### Description of the task
Find and copy every line in the records that includes the string "علاقه".

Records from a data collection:
---

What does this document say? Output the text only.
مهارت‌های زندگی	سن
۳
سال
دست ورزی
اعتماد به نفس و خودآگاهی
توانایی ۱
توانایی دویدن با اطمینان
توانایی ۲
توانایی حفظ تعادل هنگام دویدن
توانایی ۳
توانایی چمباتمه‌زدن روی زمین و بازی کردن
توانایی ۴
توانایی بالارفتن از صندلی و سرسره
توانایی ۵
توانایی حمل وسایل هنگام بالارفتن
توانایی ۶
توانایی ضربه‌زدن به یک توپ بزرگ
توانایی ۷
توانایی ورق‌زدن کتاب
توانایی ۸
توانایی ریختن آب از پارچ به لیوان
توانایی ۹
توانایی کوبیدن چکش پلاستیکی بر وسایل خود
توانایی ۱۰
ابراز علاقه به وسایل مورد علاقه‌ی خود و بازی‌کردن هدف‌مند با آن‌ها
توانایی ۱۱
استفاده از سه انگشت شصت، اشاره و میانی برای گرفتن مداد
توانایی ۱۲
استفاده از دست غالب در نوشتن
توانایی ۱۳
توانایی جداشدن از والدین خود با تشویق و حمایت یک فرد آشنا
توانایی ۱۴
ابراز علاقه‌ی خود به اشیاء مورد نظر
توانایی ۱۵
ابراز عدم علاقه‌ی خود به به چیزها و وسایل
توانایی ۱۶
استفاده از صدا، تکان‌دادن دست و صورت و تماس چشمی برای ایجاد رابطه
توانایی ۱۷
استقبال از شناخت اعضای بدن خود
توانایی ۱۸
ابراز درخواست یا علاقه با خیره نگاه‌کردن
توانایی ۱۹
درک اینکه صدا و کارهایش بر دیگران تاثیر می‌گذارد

---

### Complete response
ابراز علاقه به وسایل مورد علاقه‌ی خود و بازی‌کردن هدف‌مند با آن‌ها
ابراز علاقه‌ی خود به اشیاء مورد نظر
ابراز عدم علاقه‌ی خود به به چیزها و وسایل
ابراز درخواست یا علاقه با خیره نگاه‌کردن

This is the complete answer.